---------- Material to process ----------

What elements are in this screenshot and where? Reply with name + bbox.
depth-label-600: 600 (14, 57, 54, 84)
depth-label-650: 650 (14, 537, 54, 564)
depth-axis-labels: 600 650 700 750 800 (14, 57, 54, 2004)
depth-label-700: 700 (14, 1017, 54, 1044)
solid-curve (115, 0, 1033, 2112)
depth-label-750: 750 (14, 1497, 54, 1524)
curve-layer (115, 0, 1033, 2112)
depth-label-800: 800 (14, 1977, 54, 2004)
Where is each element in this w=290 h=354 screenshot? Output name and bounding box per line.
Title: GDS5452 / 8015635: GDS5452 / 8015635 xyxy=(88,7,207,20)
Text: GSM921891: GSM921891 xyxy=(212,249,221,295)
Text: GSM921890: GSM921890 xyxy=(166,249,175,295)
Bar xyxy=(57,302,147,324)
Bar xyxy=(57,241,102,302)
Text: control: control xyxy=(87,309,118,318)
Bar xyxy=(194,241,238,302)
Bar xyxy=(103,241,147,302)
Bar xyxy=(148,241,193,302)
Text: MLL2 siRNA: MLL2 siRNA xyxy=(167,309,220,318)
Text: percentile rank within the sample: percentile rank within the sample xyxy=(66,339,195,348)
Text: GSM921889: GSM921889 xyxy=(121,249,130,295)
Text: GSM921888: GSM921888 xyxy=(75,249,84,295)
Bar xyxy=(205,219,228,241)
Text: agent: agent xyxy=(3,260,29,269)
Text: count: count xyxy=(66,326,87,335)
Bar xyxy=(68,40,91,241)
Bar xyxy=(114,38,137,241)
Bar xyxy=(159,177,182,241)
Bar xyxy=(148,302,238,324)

----------

### What you have to do
Filter the rows above and copy every line that contains the string "curve".

### Response
solid-curve (115, 0, 1033, 2112)
curve-layer (115, 0, 1033, 2112)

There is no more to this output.